• **Exercise instructions**
Please find each line in the records below that contains the word "image", matching case exactly, and copy those lines.

Data records:
○ ○ ○ ○

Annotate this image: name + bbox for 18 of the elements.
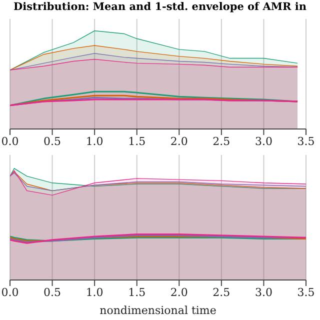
chart-title: Distribution: Mean and 1-std. envelope of AMR in [12,0,308,15]
x-tick-label: 2.0 [170,286,188,299]
x-axis-title: nondimensional time [100,304,216,317]
x-tick-label: 3.5 [297,286,315,299]
x-tick-label: 1.5 [128,134,146,148]
x-tick-label: 3.0 [254,286,272,299]
x-tick-label: 0.5 [44,286,62,299]
x-tick-label: 2.0 [170,134,188,148]
x-tick-label: 3.5 [297,134,315,148]
x-tick-label: 2.5 [212,134,230,148]
x-tick-label: 1.0 [86,286,104,299]
x-tick-label: 3.0 [254,134,272,148]
x-tick-label: 1.5 [128,286,146,299]
x-tick-label: 1.0 [86,134,104,148]
x-tick-label: 2.5 [212,286,230,299]
x-tick-label: 0.0 [1,134,19,148]
x-tick-label: 0.0 [1,286,19,299]
x-tick-label: 0.5 [44,134,62,148]
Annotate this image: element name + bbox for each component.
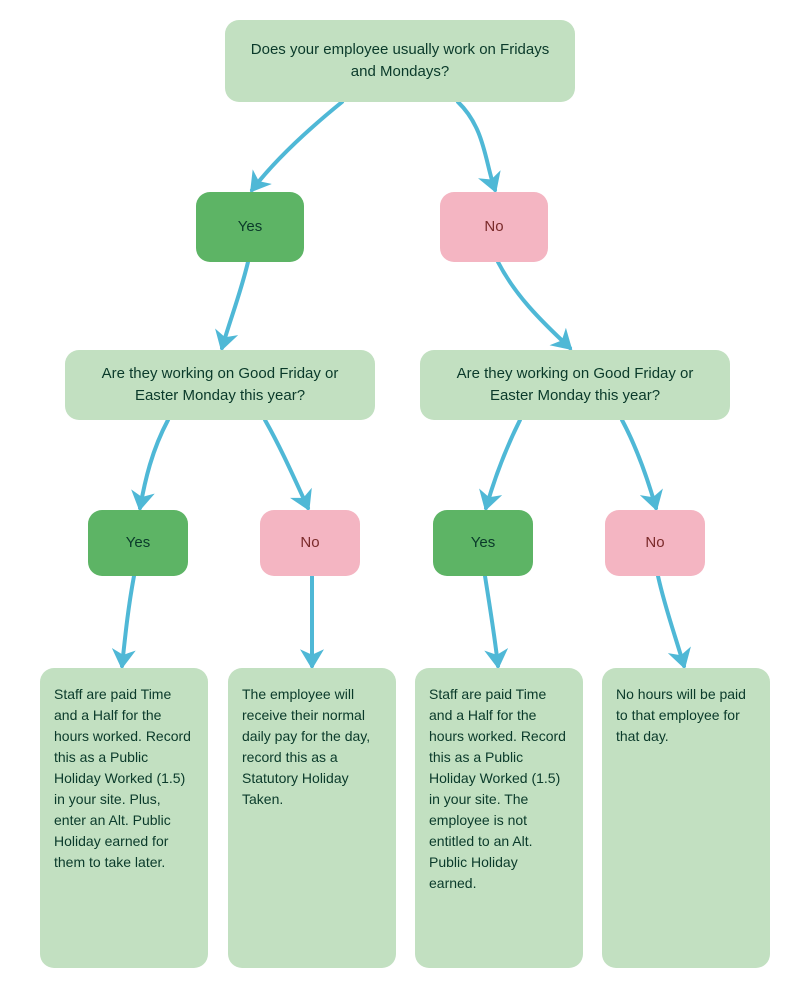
answer-no-right-text: No <box>645 532 664 554</box>
answer-yes-level1-text: Yes <box>238 216 262 238</box>
outcome-3-text: Staff are paid Time and a Half for the h… <box>429 684 569 894</box>
outcome-4-text: No hours will be paid to that employee f… <box>616 684 756 747</box>
answer-yes-left: Yes <box>88 510 188 576</box>
edge-q2a-yes2a <box>140 420 168 508</box>
outcome-1-text: Staff are paid Time and a Half for the h… <box>54 684 194 873</box>
edge-q2b-yes2b <box>486 420 520 508</box>
answer-no-right: No <box>605 510 705 576</box>
edge-yes2b-out3 <box>485 576 498 666</box>
answer-yes-level1: Yes <box>196 192 304 262</box>
outcome-3: Staff are paid Time and a Half for the h… <box>415 668 583 968</box>
question-root-text: Does your employee usually work on Frida… <box>243 39 557 83</box>
answer-yes-right: Yes <box>433 510 533 576</box>
edge-q1-no1 <box>458 102 495 190</box>
answer-no-left: No <box>260 510 360 576</box>
edge-no2b-out4 <box>658 576 684 666</box>
answer-no-level1: No <box>440 192 548 262</box>
question-left: Are they working on Good Friday or Easte… <box>65 350 375 420</box>
outcome-4: No hours will be paid to that employee f… <box>602 668 770 968</box>
edge-yes1-q2a <box>222 262 248 348</box>
outcome-1: Staff are paid Time and a Half for the h… <box>40 668 208 968</box>
edge-yes2a-out1 <box>122 576 134 666</box>
answer-yes-right-text: Yes <box>471 532 495 554</box>
answer-no-level1-text: No <box>484 216 503 238</box>
answer-no-left-text: No <box>300 532 319 554</box>
outcome-2-text: The employee will receive their normal d… <box>242 684 382 810</box>
question-left-text: Are they working on Good Friday or Easte… <box>83 363 357 407</box>
outcome-2: The employee will receive their normal d… <box>228 668 396 968</box>
edge-q1-yes1 <box>252 102 342 190</box>
question-right: Are they working on Good Friday or Easte… <box>420 350 730 420</box>
edge-no1-q2b <box>498 262 570 348</box>
question-right-text: Are they working on Good Friday or Easte… <box>438 363 712 407</box>
edge-q2b-no2b <box>622 420 656 508</box>
edge-q2a-no2a <box>265 420 308 508</box>
question-root: Does your employee usually work on Frida… <box>225 20 575 102</box>
answer-yes-left-text: Yes <box>126 532 150 554</box>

○ ○ ○ ○

• **Answer**
Annotate this image: name + bbox for 18 of the elements.
Annotate this image: element name + bbox for each component.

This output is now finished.